:: Exercise prompt ::
Below is the data. Give it again, complete and exact.

Dataset excerpt:
-*-*-

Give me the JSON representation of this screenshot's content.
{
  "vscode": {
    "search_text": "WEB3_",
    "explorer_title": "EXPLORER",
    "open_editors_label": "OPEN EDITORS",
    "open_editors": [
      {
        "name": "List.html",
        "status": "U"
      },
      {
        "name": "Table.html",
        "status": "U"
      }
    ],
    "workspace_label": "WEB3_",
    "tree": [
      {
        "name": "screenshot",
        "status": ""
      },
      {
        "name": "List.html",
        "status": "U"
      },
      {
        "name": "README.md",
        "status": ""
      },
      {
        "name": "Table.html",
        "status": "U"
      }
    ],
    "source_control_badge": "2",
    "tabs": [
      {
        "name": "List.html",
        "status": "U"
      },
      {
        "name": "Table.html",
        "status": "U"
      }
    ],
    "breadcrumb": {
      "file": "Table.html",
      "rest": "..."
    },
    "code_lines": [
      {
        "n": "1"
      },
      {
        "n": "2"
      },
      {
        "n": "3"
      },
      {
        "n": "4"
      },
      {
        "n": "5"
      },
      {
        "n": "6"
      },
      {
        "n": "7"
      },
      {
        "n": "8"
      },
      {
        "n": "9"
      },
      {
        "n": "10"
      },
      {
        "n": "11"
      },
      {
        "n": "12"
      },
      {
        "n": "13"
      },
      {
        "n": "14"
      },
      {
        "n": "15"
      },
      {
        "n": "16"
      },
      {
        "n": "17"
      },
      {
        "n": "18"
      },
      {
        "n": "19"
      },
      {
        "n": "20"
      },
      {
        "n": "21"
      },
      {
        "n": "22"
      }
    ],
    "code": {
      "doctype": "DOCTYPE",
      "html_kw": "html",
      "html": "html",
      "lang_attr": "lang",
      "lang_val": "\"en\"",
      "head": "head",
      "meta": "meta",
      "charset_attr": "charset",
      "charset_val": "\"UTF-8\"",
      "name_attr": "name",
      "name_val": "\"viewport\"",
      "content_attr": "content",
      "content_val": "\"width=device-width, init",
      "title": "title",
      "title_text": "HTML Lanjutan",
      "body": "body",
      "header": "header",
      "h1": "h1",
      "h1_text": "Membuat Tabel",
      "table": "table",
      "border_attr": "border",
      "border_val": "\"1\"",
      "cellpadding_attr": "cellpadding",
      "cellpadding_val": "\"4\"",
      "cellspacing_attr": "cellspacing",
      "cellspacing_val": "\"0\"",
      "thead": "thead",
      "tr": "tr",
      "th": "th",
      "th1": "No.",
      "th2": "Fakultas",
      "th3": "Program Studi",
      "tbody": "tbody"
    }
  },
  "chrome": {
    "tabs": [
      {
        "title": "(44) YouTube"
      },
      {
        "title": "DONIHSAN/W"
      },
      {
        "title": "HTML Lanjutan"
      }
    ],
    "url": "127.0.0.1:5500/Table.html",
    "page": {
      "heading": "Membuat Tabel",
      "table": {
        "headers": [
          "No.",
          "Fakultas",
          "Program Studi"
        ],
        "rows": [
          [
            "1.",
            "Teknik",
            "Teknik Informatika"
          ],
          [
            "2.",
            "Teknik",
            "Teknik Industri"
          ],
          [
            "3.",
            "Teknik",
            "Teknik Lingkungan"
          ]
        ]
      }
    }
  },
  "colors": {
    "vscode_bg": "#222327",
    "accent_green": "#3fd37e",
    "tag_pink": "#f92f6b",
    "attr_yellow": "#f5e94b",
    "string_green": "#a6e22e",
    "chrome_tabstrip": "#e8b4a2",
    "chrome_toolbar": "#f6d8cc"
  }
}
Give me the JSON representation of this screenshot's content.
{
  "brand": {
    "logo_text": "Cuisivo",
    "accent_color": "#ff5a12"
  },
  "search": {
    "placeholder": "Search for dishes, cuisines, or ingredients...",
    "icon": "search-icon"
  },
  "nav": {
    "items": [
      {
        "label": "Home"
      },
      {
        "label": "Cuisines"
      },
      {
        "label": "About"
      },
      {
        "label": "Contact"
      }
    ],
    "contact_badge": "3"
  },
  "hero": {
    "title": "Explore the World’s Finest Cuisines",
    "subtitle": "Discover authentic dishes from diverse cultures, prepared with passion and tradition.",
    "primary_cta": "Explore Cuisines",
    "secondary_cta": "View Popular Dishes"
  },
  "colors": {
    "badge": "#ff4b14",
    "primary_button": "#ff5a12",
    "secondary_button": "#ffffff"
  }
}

-*-*-

:: Response below ::
Give me the JSON representation of this screenshot's content.
{
  "vscode": {
    "search_text": "WEB3_",
    "explorer_title": "EXPLORER",
    "open_editors_label": "OPEN EDITORS",
    "open_editors": [
      {
        "name": "List.html",
        "status": "U"
      },
      {
        "name": "Table.html",
        "status": "U"
      }
    ],
    "workspace_label": "WEB3_",
    "tree": [
      {
        "name": "screenshot",
        "status": ""
      },
      {
        "name": "List.html",
        "status": "U"
      },
      {
        "name": "README.md",
        "status": ""
      },
      {
        "name": "Table.html",
        "status": "U"
      }
    ],
    "source_control_badge": "2",
    "tabs": [
      {
        "name": "List.html",
        "status": "U"
      },
      {
        "name": "Table.html",
        "status": "U"
      }
    ],
    "breadcrumb": {
      "file": "Table.html",
      "rest": "..."
    },
    "code_lines": [
      {
        "n": "1"
      },
      {
        "n": "2"
      },
      {
        "n": "3"
      },
      {
        "n": "4"
      },
      {
        "n": "5"
      },
      {
        "n": "6"
      },
      {
        "n": "7"
      },
      {
        "n": "8"
      },
      {
        "n": "9"
      },
      {
        "n": "10"
      },
      {
        "n": "11"
      },
      {
        "n": "12"
      },
      {
        "n": "13"
      },
      {
        "n": "14"
      },
      {
        "n": "15"
      },
      {
        "n": "16"
      },
      {
        "n": "17"
      },
      {
        "n": "18"
      },
      {
        "n": "19"
      },
      {
        "n": "20"
      },
      {
        "n": "21"
      },
      {
        "n": "22"
      }
    ],
    "code": {
      "doctype": "DOCTYPE",
      "html_kw": "html",
      "html": "html",
      "lang_attr": "lang",
      "lang_val": "\"en\"",
      "head": "head",
      "meta": "meta",
      "charset_attr": "charset",
      "charset_val": "\"UTF-8\"",
      "name_attr": "name",
      "name_val": "\"viewport\"",
      "content_attr": "content",
      "content_val": "\"width=device-width, init",
      "title": "title",
      "title_text": "HTML Lanjutan",
      "body": "body",
      "header": "header",
      "h1": "h1",
      "h1_text": "Membuat Tabel",
      "table": "table",
      "border_attr": "border",
      "border_val": "\"1\"",
      "cellpadding_attr": "cellpadding",
      "cellpadding_val": "\"4\"",
      "cellspacing_attr": "cellspacing",
      "cellspacing_val": "\"0\"",
      "thead": "thead",
      "tr": "tr",
      "th": "th",
      "th1": "No.",
      "th2": "Fakultas",
      "th3": "Program Studi",
      "tbody": "tbody"
    }
  },
  "chrome": {
    "tabs": [
      {
        "title": "(44) YouTube"
      },
      {
        "title": "DONIHSAN/W"
      },
      {
        "title": "HTML Lanjutan"
      }
    ],
    "url": "127.0.0.1:5500/Table.html",
    "page": {
      "heading": "Membuat Tabel",
      "table": {
        "headers": [
          "No.",
          "Fakultas",
          "Program Studi"
        ],
        "rows": [
          [
            "1.",
            "Teknik",
            "Teknik Informatika"
          ],
          [
            "2.",
            "Teknik",
            "Teknik Industri"
          ],
          [
            "3.",
            "Teknik",
            "Teknik Lingkungan"
          ]
        ]
      }
    }
  },
  "colors": {
    "vscode_bg": "#222327",
    "accent_green": "#3fd37e",
    "tag_pink": "#f92f6b",
    "attr_yellow": "#f5e94b",
    "string_green": "#a6e22e",
    "chrome_tabstrip": "#e8b4a2",
    "chrome_toolbar": "#f6d8cc"
  }
}
Give me the JSON representation of this screenshot's content.
{
  "brand": {
    "logo_text": "Cuisivo",
    "accent_color": "#ff5a12"
  },
  "search": {
    "placeholder": "Search for dishes, cuisines, or ingredients...",
    "icon": "search-icon"
  },
  "nav": {
    "items": [
      {
        "label": "Home"
      },
      {
        "label": "Cuisines"
      },
      {
        "label": "About"
      },
      {
        "label": "Contact"
      }
    ],
    "contact_badge": "3"
  },
  "hero": {
    "title": "Explore the World’s Finest Cuisines",
    "subtitle": "Discover authentic dishes from diverse cultures, prepared with passion and tradition.",
    "primary_cta": "Explore Cuisines",
    "secondary_cta": "View Popular Dishes"
  },
  "colors": {
    "badge": "#ff4b14",
    "primary_button": "#ff5a12",
    "secondary_button": "#ffffff"
  }
}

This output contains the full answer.